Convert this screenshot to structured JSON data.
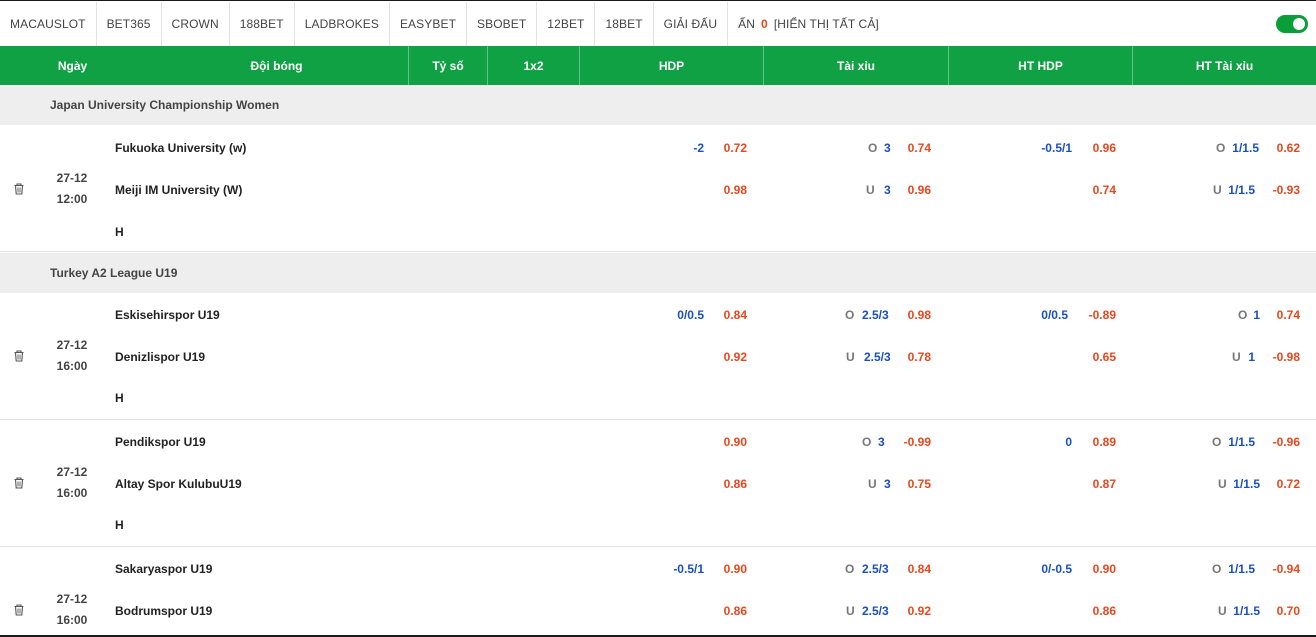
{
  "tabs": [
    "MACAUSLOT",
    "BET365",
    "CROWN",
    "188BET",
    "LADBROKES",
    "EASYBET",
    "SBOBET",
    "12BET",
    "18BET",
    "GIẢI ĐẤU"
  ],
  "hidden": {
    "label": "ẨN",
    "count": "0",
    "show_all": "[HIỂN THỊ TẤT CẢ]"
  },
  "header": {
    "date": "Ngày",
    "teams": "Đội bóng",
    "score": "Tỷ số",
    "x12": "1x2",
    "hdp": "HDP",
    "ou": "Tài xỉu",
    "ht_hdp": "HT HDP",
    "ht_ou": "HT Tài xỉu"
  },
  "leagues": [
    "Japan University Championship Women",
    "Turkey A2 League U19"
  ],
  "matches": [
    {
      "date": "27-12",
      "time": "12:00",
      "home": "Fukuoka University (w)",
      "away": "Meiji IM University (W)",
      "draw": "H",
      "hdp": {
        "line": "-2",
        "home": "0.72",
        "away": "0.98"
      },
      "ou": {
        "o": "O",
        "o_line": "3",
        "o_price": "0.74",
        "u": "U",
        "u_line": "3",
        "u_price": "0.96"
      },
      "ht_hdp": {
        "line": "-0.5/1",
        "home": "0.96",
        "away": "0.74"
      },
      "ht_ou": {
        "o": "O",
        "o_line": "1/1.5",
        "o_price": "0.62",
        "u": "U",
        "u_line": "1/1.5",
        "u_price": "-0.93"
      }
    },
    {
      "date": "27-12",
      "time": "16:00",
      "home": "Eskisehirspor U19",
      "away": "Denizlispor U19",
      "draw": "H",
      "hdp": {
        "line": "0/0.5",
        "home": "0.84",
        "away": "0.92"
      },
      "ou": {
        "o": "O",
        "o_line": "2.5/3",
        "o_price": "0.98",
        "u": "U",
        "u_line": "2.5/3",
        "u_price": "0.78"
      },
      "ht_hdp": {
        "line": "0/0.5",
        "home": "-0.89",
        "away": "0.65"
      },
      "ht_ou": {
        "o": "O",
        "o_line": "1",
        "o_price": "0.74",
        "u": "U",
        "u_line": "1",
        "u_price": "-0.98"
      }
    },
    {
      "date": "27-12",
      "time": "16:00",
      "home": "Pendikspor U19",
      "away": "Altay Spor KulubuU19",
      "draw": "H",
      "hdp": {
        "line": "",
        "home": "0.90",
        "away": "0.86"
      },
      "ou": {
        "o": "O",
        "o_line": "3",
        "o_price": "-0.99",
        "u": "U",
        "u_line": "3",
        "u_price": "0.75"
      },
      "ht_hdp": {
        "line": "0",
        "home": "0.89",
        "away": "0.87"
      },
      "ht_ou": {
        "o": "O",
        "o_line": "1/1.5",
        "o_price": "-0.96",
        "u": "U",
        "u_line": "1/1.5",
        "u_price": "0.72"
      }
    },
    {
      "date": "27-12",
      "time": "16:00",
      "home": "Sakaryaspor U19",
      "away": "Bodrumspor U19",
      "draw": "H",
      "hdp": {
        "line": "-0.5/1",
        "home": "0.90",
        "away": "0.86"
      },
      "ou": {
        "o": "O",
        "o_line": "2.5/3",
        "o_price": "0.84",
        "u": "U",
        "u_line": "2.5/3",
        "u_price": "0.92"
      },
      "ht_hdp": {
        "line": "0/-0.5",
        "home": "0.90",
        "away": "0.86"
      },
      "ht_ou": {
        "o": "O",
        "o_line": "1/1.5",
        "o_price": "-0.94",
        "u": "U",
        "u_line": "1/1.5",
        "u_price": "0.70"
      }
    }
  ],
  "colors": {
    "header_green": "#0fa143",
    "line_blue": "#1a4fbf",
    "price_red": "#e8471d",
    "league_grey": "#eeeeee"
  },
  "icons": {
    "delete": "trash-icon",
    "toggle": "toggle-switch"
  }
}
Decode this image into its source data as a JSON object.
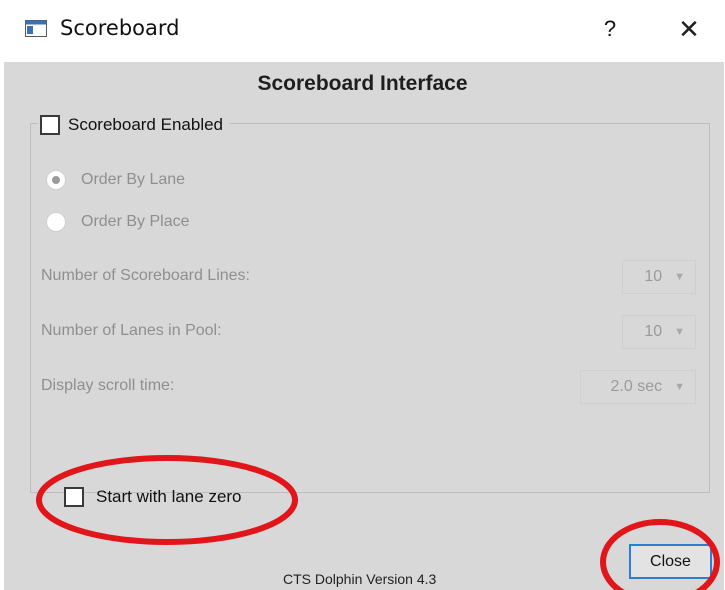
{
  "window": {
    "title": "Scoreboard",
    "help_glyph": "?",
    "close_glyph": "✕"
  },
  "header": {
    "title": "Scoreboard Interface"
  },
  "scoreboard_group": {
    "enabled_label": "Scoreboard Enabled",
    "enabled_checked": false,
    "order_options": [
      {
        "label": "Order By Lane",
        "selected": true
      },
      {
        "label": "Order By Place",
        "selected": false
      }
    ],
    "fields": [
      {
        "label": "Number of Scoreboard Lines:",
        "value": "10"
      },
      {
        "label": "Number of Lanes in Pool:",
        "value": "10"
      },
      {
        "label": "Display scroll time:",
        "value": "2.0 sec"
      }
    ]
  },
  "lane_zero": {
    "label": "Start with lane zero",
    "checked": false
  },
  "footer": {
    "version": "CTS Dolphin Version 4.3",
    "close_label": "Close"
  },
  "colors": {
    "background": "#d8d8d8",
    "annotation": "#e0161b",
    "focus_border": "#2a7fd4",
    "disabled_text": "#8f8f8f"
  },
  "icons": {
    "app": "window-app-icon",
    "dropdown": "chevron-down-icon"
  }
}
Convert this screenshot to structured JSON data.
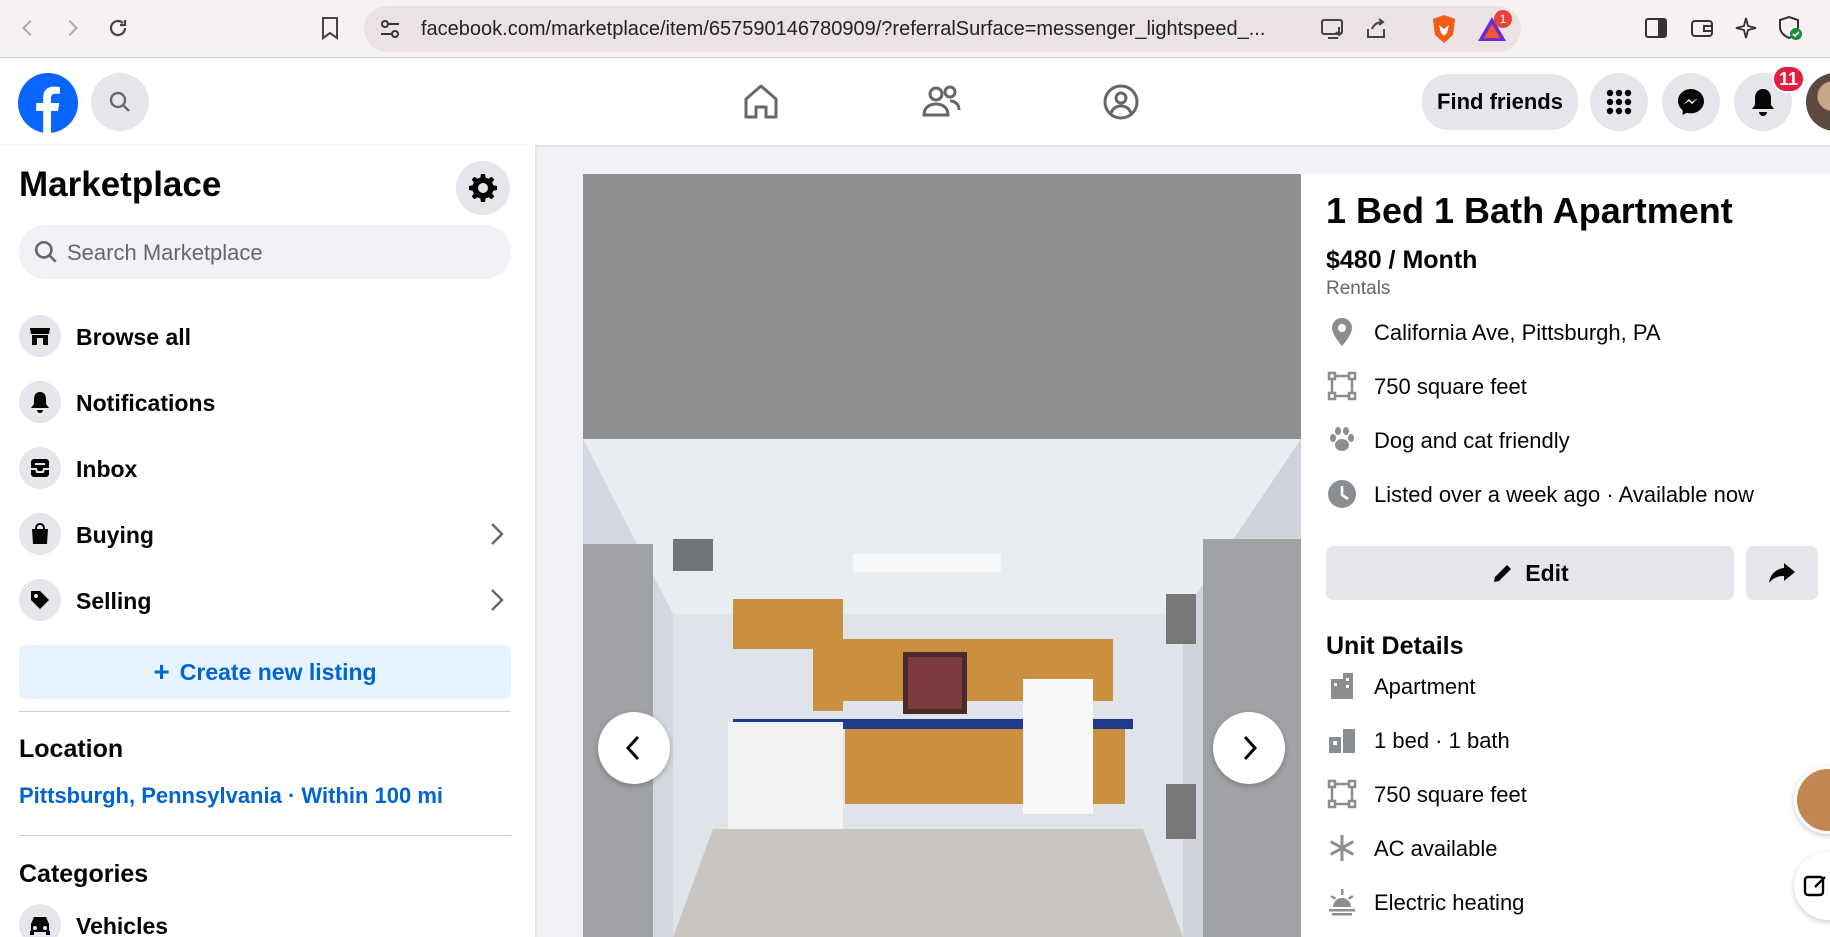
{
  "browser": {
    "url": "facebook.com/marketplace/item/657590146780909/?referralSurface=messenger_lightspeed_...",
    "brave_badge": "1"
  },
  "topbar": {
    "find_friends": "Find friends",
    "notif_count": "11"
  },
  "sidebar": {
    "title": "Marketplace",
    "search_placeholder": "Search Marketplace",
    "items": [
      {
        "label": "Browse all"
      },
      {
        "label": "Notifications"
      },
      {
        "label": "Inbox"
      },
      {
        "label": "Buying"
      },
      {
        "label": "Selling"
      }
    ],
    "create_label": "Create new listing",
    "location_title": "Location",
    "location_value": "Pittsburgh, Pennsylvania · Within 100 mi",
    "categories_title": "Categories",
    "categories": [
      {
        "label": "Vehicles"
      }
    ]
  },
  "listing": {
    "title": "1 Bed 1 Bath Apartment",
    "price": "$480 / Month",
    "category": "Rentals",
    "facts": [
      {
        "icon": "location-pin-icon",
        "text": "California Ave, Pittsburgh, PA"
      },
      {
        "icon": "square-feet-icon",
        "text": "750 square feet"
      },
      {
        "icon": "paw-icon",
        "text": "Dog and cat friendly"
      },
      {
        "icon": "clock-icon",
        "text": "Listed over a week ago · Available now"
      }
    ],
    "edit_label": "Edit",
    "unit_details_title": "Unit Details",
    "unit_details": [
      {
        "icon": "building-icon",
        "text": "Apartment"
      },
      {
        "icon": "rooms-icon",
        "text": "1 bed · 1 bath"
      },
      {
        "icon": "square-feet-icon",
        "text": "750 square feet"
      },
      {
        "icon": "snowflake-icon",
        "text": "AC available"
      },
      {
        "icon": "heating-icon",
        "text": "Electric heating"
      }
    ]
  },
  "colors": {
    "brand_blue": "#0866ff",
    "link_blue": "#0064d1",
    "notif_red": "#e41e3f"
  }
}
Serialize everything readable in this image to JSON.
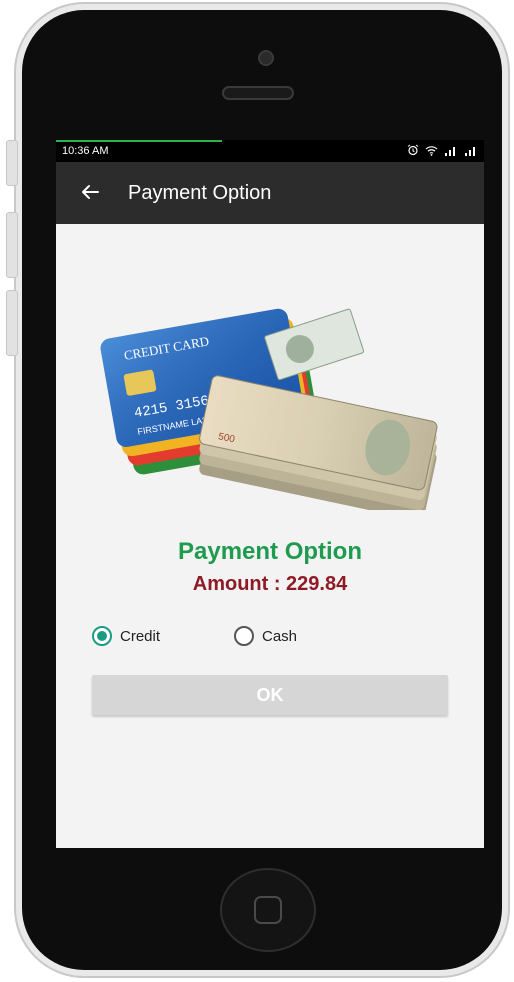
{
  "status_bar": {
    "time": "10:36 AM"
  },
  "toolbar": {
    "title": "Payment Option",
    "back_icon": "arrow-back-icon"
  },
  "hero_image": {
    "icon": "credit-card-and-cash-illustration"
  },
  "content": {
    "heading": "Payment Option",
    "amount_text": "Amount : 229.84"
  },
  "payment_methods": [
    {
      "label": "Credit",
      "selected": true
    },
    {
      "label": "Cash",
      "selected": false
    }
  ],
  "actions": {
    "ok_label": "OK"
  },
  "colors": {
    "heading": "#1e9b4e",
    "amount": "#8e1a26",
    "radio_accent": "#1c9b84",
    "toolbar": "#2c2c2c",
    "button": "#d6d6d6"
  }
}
--
◆ WORK REQUIRED ◆
The material above must be printed exactly, with its pictures left out.

◆ OUTPUT OF THE EXERCISE ◆
Convert this screenshot to structured JSON data.
{
  "tabs": [
    "MACAUSLOT",
    "BET365",
    "CROWN",
    "188BET",
    "LADBROKES",
    "EASYBET",
    "SBOBET",
    "12BET",
    "18BET",
    "GIẢI ĐẤU"
  ],
  "hidden": {
    "label": "ẨN",
    "count": "0",
    "show_all": "[HIỂN THỊ TẤT CẢ]"
  },
  "header": {
    "date": "Ngày",
    "teams": "Đội bóng",
    "score": "Tỷ số",
    "x12": "1x2",
    "hdp": "HDP",
    "ou": "Tài xỉu",
    "ht_hdp": "HT HDP",
    "ht_ou": "HT Tài xỉu"
  },
  "leagues": [
    "Japan University Championship Women",
    "Turkey A2 League U19"
  ],
  "matches": [
    {
      "date": "27-12",
      "time": "12:00",
      "home": "Fukuoka University (w)",
      "away": "Meiji IM University (W)",
      "draw": "H",
      "hdp": {
        "line": "-2",
        "home": "0.72",
        "away": "0.98"
      },
      "ou": {
        "o": "O",
        "o_line": "3",
        "o_price": "0.74",
        "u": "U",
        "u_line": "3",
        "u_price": "0.96"
      },
      "ht_hdp": {
        "line": "-0.5/1",
        "home": "0.96",
        "away": "0.74"
      },
      "ht_ou": {
        "o": "O",
        "o_line": "1/1.5",
        "o_price": "0.62",
        "u": "U",
        "u_line": "1/1.5",
        "u_price": "-0.93"
      }
    },
    {
      "date": "27-12",
      "time": "16:00",
      "home": "Eskisehirspor U19",
      "away": "Denizlispor U19",
      "draw": "H",
      "hdp": {
        "line": "0/0.5",
        "home": "0.84",
        "away": "0.92"
      },
      "ou": {
        "o": "O",
        "o_line": "2.5/3",
        "o_price": "0.98",
        "u": "U",
        "u_line": "2.5/3",
        "u_price": "0.78"
      },
      "ht_hdp": {
        "line": "0/0.5",
        "home": "-0.89",
        "away": "0.65"
      },
      "ht_ou": {
        "o": "O",
        "o_line": "1",
        "o_price": "0.74",
        "u": "U",
        "u_line": "1",
        "u_price": "-0.98"
      }
    },
    {
      "date": "27-12",
      "time": "16:00",
      "home": "Pendikspor U19",
      "away": "Altay Spor KulubuU19",
      "draw": "H",
      "hdp": {
        "line": "",
        "home": "0.90",
        "away": "0.86"
      },
      "ou": {
        "o": "O",
        "o_line": "3",
        "o_price": "-0.99",
        "u": "U",
        "u_line": "3",
        "u_price": "0.75"
      },
      "ht_hdp": {
        "line": "0",
        "home": "0.89",
        "away": "0.87"
      },
      "ht_ou": {
        "o": "O",
        "o_line": "1/1.5",
        "o_price": "-0.96",
        "u": "U",
        "u_line": "1/1.5",
        "u_price": "0.72"
      }
    },
    {
      "date": "27-12",
      "time": "16:00",
      "home": "Sakaryaspor U19",
      "away": "Bodrumspor U19",
      "draw": "H",
      "hdp": {
        "line": "-0.5/1",
        "home": "0.90",
        "away": "0.86"
      },
      "ou": {
        "o": "O",
        "o_line": "2.5/3",
        "o_price": "0.84",
        "u": "U",
        "u_line": "2.5/3",
        "u_price": "0.92"
      },
      "ht_hdp": {
        "line": "0/-0.5",
        "home": "0.90",
        "away": "0.86"
      },
      "ht_ou": {
        "o": "O",
        "o_line": "1/1.5",
        "o_price": "-0.94",
        "u": "U",
        "u_line": "1/1.5",
        "u_price": "0.70"
      }
    }
  ],
  "colors": {
    "header_green": "#0fa143",
    "line_blue": "#1a4fbf",
    "price_red": "#e8471d",
    "league_grey": "#eeeeee"
  },
  "icons": {
    "delete": "trash-icon",
    "toggle": "toggle-switch"
  }
}
Decode this image into its source data as a JSON object.
{
  "window": {
    "title": "Scoreboard",
    "help_glyph": "?",
    "close_glyph": "✕"
  },
  "header": {
    "title": "Scoreboard Interface"
  },
  "scoreboard_group": {
    "enabled_label": "Scoreboard Enabled",
    "enabled_checked": false,
    "order_options": [
      {
        "label": "Order By Lane",
        "selected": true
      },
      {
        "label": "Order By Place",
        "selected": false
      }
    ],
    "fields": [
      {
        "label": "Number of Scoreboard Lines:",
        "value": "10"
      },
      {
        "label": "Number of Lanes in Pool:",
        "value": "10"
      },
      {
        "label": "Display scroll time:",
        "value": "2.0 sec"
      }
    ]
  },
  "lane_zero": {
    "label": "Start with lane zero",
    "checked": false
  },
  "footer": {
    "version": "CTS Dolphin Version 4.3",
    "close_label": "Close"
  },
  "colors": {
    "background": "#d8d8d8",
    "annotation": "#e0161b",
    "focus_border": "#2a7fd4",
    "disabled_text": "#8f8f8f"
  },
  "icons": {
    "app": "window-app-icon",
    "dropdown": "chevron-down-icon"
  }
}
Convert this screenshot to structured JSON data.
{
  "browser": {
    "url": "facebook.com/marketplace/item/657590146780909/?referralSurface=messenger_lightspeed_...",
    "brave_badge": "1"
  },
  "topbar": {
    "find_friends": "Find friends",
    "notif_count": "11"
  },
  "sidebar": {
    "title": "Marketplace",
    "search_placeholder": "Search Marketplace",
    "items": [
      {
        "label": "Browse all"
      },
      {
        "label": "Notifications"
      },
      {
        "label": "Inbox"
      },
      {
        "label": "Buying"
      },
      {
        "label": "Selling"
      }
    ],
    "create_label": "Create new listing",
    "location_title": "Location",
    "location_value": "Pittsburgh, Pennsylvania · Within 100 mi",
    "categories_title": "Categories",
    "categories": [
      {
        "label": "Vehicles"
      }
    ]
  },
  "listing": {
    "title": "1 Bed 1 Bath Apartment",
    "price": "$480 / Month",
    "category": "Rentals",
    "facts": [
      {
        "icon": "location-pin-icon",
        "text": "California Ave, Pittsburgh, PA"
      },
      {
        "icon": "square-feet-icon",
        "text": "750 square feet"
      },
      {
        "icon": "paw-icon",
        "text": "Dog and cat friendly"
      },
      {
        "icon": "clock-icon",
        "text": "Listed over a week ago · Available now"
      }
    ],
    "edit_label": "Edit",
    "unit_details_title": "Unit Details",
    "unit_details": [
      {
        "icon": "building-icon",
        "text": "Apartment"
      },
      {
        "icon": "rooms-icon",
        "text": "1 bed · 1 bath"
      },
      {
        "icon": "square-feet-icon",
        "text": "750 square feet"
      },
      {
        "icon": "snowflake-icon",
        "text": "AC available"
      },
      {
        "icon": "heating-icon",
        "text": "Electric heating"
      }
    ]
  },
  "colors": {
    "brand_blue": "#0866ff",
    "link_blue": "#0064d1",
    "notif_red": "#e41e3f"
  }
}
Serialize everything readable in this image to JSON.
{
  "status_bar": {
    "time": "10:36 AM"
  },
  "toolbar": {
    "title": "Payment Option",
    "back_icon": "arrow-back-icon"
  },
  "hero_image": {
    "icon": "credit-card-and-cash-illustration"
  },
  "content": {
    "heading": "Payment Option",
    "amount_text": "Amount : 229.84"
  },
  "payment_methods": [
    {
      "label": "Credit",
      "selected": true
    },
    {
      "label": "Cash",
      "selected": false
    }
  ],
  "actions": {
    "ok_label": "OK"
  },
  "colors": {
    "heading": "#1e9b4e",
    "amount": "#8e1a26",
    "radio_accent": "#1c9b84",
    "toolbar": "#2c2c2c",
    "button": "#d6d6d6"
  }
}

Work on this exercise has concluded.